* [Extract]:
** begin **

Finding the Four Month Bug: A Debugging Story (2015) - dodders
https://www.evanjones.ca/jvm-mmap-pause-finding.html
======
jorangreef
I had a similar experience with Node, which took months to track down.

I noticed something was blocking our event loop for between 200ms to 2 seconds
at a time. I assumed it was GC and optimized everything off-heap but the issue
remained. It turned out Node's async spawn() is not async, and blocks while it
copies the page table. For processes with large RSS, this adds up.

[https://github.com/nodejs/node/issues/14917](https://github.com/nodejs/node/issues/14917)

------
isolli
It reminds me of a story that came out a few years ago, of how an OCaml
developer tracked a thorny issue all the way down to a processor bug [0]. It
took them 5 months - and a lucky break.

[0] I found a bug in Intel Skylake processors
([https://news.ycombinator.com/item?id=14686277](https://news.ycombinator.com/item?id=14686277))

------
hwj
In addition to the mentioned book "Debugging" by David Agans there is also
"Why programs fail" by Andreas Zeller:

[http://www.whyprogramsfail.com/](http://www.whyprogramsfail.com/)

The author of the latter book is a Professor from Saarbrücken and former
maintainer of GNU DDD.

------
nullwasamistake
If the author is here, have you tried the new ZGC collector? I've tried it
experimentally and verified that pause time are indeed 10ms or less in every
case with a couple of our apps.

I also heard Twitter is a big adoper of Graal but apparently not everywhere.
How is that going? I'm deeply upset that Oracle is segmenting the CE and EE
version by performance (to the point where I think a fork is likely),
wondering what your experience with it was

------
choeger
Nice catch. Demonstrates how important a holistic view of the whole stack can
be for debugging. How many developers even know how I/O works with the kernel?
How the JVM implements GC?

------
giacaglia
Great blog post!

** end **

* [Excerpted records]:

** begin **

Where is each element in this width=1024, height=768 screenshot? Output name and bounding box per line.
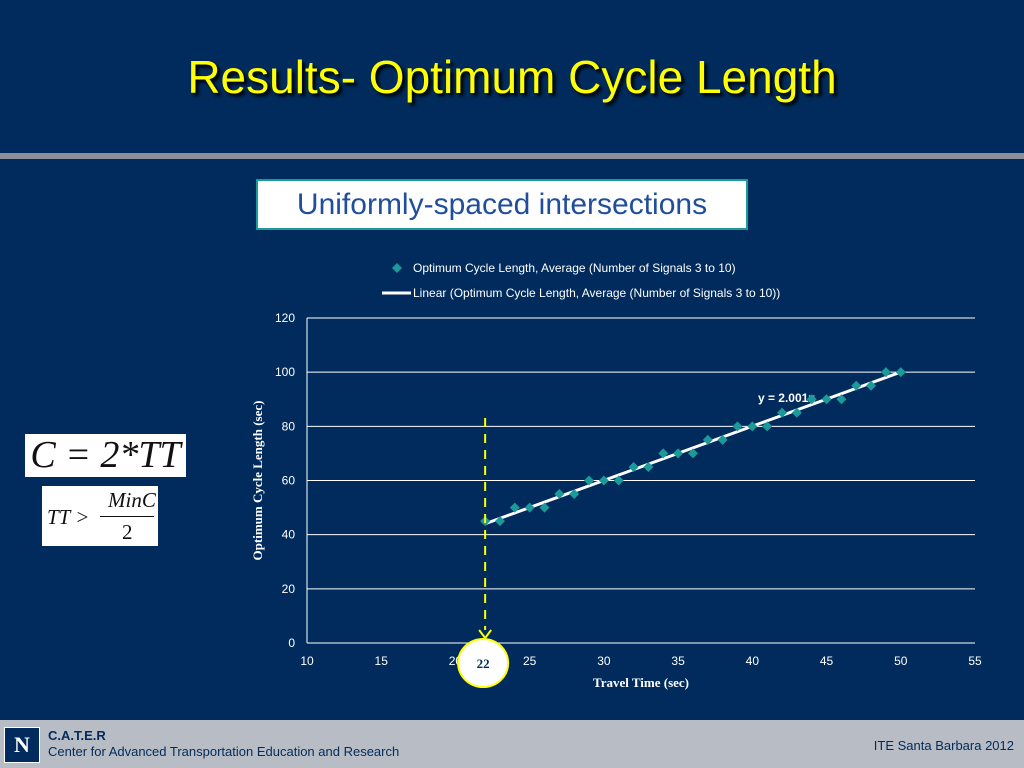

** end **
** begin **

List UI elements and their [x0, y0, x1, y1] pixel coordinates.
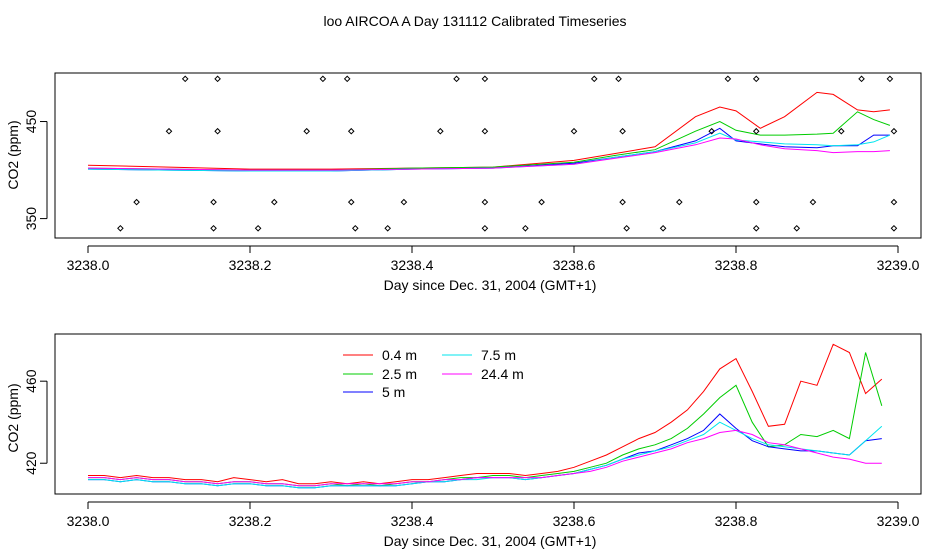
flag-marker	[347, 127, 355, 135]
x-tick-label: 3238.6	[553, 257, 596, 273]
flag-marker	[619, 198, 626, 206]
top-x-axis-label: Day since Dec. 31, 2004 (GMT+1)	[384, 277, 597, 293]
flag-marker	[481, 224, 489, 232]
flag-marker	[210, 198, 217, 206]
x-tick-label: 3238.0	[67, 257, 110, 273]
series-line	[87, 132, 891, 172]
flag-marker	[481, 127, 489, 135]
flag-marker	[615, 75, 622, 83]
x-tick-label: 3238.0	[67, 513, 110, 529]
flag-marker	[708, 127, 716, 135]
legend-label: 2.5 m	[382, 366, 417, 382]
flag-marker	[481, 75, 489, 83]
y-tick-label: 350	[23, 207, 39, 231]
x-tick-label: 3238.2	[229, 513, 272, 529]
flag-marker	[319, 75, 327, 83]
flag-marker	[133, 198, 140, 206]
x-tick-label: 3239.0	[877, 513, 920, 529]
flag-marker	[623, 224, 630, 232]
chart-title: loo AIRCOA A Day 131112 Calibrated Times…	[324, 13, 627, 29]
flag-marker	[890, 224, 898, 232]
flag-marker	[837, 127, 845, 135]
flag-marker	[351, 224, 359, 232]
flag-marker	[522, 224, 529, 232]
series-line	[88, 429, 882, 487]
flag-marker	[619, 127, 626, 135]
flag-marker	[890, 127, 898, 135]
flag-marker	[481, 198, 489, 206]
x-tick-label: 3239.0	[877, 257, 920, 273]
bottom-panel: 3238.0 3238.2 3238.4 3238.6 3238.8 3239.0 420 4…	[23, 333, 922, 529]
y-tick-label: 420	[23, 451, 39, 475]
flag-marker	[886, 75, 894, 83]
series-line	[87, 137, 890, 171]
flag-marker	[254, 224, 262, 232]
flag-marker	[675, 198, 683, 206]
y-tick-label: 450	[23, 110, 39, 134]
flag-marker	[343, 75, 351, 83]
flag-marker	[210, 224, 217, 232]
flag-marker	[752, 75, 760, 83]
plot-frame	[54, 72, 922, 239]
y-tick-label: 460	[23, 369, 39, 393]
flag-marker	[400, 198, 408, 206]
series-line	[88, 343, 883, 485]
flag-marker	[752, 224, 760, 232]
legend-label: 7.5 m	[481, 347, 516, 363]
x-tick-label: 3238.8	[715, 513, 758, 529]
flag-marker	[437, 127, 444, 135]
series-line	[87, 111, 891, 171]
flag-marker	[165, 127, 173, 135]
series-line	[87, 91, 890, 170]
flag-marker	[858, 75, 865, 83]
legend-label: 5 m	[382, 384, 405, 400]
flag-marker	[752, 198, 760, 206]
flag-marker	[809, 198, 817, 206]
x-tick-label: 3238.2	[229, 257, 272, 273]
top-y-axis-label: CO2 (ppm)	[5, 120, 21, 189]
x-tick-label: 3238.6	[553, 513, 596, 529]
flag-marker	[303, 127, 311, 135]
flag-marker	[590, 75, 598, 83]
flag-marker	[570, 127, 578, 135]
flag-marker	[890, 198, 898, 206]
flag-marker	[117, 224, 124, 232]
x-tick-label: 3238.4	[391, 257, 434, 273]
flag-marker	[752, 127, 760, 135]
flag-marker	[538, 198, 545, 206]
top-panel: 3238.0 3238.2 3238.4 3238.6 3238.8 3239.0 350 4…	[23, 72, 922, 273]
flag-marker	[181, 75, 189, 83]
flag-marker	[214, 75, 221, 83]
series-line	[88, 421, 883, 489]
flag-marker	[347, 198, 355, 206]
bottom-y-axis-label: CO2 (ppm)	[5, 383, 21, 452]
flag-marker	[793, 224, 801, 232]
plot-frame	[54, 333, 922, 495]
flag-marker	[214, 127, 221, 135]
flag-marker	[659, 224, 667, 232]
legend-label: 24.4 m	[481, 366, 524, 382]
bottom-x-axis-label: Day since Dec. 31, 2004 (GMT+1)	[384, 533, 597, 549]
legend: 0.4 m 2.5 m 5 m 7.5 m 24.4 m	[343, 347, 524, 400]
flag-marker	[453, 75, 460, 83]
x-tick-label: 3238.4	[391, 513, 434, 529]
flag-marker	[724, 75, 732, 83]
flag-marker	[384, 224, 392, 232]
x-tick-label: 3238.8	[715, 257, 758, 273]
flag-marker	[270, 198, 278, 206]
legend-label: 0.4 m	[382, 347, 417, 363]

** end **

* [Direction]:
In the forum thread, what does Node's async spawn() do that blocks the event loop?

* [Reply to the exercise]:
It blocks while it copies the page table.